Exercise instructions:
The data below is to be returned in full and exactly.

--- Material to process ---

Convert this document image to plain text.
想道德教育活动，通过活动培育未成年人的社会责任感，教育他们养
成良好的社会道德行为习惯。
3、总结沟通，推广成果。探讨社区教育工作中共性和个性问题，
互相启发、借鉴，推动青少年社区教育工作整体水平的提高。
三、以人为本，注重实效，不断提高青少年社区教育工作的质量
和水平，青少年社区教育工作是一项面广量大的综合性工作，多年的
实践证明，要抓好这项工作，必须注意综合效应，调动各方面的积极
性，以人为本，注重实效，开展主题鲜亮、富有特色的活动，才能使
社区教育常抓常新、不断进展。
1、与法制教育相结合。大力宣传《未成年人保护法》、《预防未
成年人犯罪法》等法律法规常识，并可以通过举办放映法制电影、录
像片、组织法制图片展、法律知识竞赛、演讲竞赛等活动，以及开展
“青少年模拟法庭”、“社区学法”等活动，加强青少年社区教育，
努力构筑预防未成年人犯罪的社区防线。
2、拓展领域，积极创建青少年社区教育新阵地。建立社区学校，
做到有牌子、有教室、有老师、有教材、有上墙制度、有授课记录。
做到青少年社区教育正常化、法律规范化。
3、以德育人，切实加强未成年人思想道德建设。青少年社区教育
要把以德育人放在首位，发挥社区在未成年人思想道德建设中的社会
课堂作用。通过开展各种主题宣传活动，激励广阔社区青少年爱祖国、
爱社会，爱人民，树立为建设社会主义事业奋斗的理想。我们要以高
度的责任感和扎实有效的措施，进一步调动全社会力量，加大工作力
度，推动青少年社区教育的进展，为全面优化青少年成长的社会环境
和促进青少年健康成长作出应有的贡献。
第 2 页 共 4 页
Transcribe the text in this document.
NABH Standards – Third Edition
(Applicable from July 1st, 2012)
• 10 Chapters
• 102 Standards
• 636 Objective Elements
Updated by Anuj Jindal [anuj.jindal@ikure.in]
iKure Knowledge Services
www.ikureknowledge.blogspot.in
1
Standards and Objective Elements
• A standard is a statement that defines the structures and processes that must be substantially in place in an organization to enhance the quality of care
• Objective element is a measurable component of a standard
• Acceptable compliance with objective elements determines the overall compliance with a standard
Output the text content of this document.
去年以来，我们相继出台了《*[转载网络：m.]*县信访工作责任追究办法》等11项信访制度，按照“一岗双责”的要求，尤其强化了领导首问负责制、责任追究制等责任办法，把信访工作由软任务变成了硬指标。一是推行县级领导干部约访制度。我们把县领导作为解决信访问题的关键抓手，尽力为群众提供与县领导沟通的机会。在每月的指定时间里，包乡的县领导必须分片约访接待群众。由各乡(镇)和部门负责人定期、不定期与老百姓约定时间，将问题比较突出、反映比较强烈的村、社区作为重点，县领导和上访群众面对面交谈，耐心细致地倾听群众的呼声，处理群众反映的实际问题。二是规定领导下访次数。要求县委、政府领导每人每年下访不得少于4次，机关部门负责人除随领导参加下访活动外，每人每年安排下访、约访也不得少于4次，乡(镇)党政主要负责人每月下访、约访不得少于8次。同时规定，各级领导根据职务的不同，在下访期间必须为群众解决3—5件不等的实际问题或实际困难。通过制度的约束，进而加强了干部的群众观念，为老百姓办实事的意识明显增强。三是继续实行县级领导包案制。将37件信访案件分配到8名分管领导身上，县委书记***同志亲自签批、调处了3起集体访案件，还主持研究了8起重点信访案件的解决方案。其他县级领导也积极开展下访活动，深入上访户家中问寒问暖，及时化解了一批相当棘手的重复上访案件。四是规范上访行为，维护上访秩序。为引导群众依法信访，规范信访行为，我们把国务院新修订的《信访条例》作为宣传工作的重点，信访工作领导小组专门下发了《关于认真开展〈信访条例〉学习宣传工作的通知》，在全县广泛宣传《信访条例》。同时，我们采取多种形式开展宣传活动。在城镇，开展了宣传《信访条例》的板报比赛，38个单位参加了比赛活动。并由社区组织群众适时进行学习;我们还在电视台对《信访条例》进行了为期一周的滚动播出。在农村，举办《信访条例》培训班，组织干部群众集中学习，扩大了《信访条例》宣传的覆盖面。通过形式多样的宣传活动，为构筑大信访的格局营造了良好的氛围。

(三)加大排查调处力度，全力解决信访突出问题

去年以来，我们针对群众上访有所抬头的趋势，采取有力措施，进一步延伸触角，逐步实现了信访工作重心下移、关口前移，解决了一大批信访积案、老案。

---

Answer to the exercise:
Convert this document image to plain text.
想道德教育活动，通过活动培育未成年人的社会责任感，教育他们养
成良好的社会道德行为习惯。
3、总结沟通，推广成果。探讨社区教育工作中共性和个性问题，
互相启发、借鉴，推动青少年社区教育工作整体水平的提高。
三、以人为本，注重实效，不断提高青少年社区教育工作的质量
和水平，青少年社区教育工作是一项面广量大的综合性工作，多年的
实践证明，要抓好这项工作，必须注意综合效应，调动各方面的积极
性，以人为本，注重实效，开展主题鲜亮、富有特色的活动，才能使
社区教育常抓常新、不断进展。
1、与法制教育相结合。大力宣传《未成年人保护法》、《预防未
成年人犯罪法》等法律法规常识，并可以通过举办放映法制电影、录
像片、组织法制图片展、法律知识竞赛、演讲竞赛等活动，以及开展
“青少年模拟法庭”、“社区学法”等活动，加强青少年社区教育，
努力构筑预防未成年人犯罪的社区防线。
2、拓展领域，积极创建青少年社区教育新阵地。建立社区学校，
做到有牌子、有教室、有老师、有教材、有上墙制度、有授课记录。
做到青少年社区教育正常化、法律规范化。
3、以德育人，切实加强未成年人思想道德建设。青少年社区教育
要把以德育人放在首位，发挥社区在未成年人思想道德建设中的社会
课堂作用。通过开展各种主题宣传活动，激励广阔社区青少年爱祖国、
爱社会，爱人民，树立为建设社会主义事业奋斗的理想。我们要以高
度的责任感和扎实有效的措施，进一步调动全社会力量，加大工作力
度，推动青少年社区教育的进展，为全面优化青少年成长的社会环境
和促进青少年健康成长作出应有的贡献。
第 2 页 共 4 页
Transcribe the text in this document.
NABH Standards – Third Edition
(Applicable from July 1st, 2012)
• 10 Chapters
• 102 Standards
• 636 Objective Elements
Updated by Anuj Jindal [anuj.jindal@ikure.in]
iKure Knowledge Services
www.ikureknowledge.blogspot.in
1
Standards and Objective Elements
• A standard is a statement that defines the structures and processes that must be substantially in place in an organization to enhance the quality of care
• Objective element is a measurable component of a standard
• Acceptable compliance with objective elements determines the overall compliance with a standard
Output the text content of this document.
去年以来，我们相继出台了《*[转载网络：m.]*县信访工作责任追究办法》等11项信访制度，按照“一岗双责”的要求，尤其强化了领导首问负责制、责任追究制等责任办法，把信访工作由软任务变成了硬指标。一是推行县级领导干部约访制度。我们把县领导作为解决信访问题的关键抓手，尽力为群众提供与县领导沟通的机会。在每月的指定时间里，包乡的县领导必须分片约访接待群众。由各乡(镇)和部门负责人定期、不定期与老百姓约定时间，将问题比较突出、反映比较强烈的村、社区作为重点，县领导和上访群众面对面交谈，耐心细致地倾听群众的呼声，处理群众反映的实际问题。二是规定领导下访次数。要求县委、政府领导每人每年下访不得少于4次，机关部门负责人除随领导参加下访活动外，每人每年安排下访、约访也不得少于4次，乡(镇)党政主要负责人每月下访、约访不得少于8次。同时规定，各级领导根据职务的不同，在下访期间必须为群众解决3—5件不等的实际问题或实际困难。通过制度的约束，进而加强了干部的群众观念，为老百姓办实事的意识明显增强。三是继续实行县级领导包案制。将37件信访案件分配到8名分管领导身上，县委书记***同志亲自签批、调处了3起集体访案件，还主持研究了8起重点信访案件的解决方案。其他县级领导也积极开展下访活动，深入上访户家中问寒问暖，及时化解了一批相当棘手的重复上访案件。四是规范上访行为，维护上访秩序。为引导群众依法信访，规范信访行为，我们把国务院新修订的《信访条例》作为宣传工作的重点，信访工作领导小组专门下发了《关于认真开展〈信访条例〉学习宣传工作的通知》，在全县广泛宣传《信访条例》。同时，我们采取多种形式开展宣传活动。在城镇，开展了宣传《信访条例》的板报比赛，38个单位参加了比赛活动。并由社区组织群众适时进行学习;我们还在电视台对《信访条例》进行了为期一周的滚动播出。在农村，举办《信访条例》培训班，组织干部群众集中学习，扩大了《信访条例》宣传的覆盖面。通过形式多样的宣传活动，为构筑大信访的格局营造了良好的氛围。

(三)加大排查调处力度，全力解决信访突出问题

去年以来，我们针对群众上访有所抬头的趋势，采取有力措施，进一步延伸触角，逐步实现了信访工作重心下移、关口前移，解决了一大批信访积案、老案。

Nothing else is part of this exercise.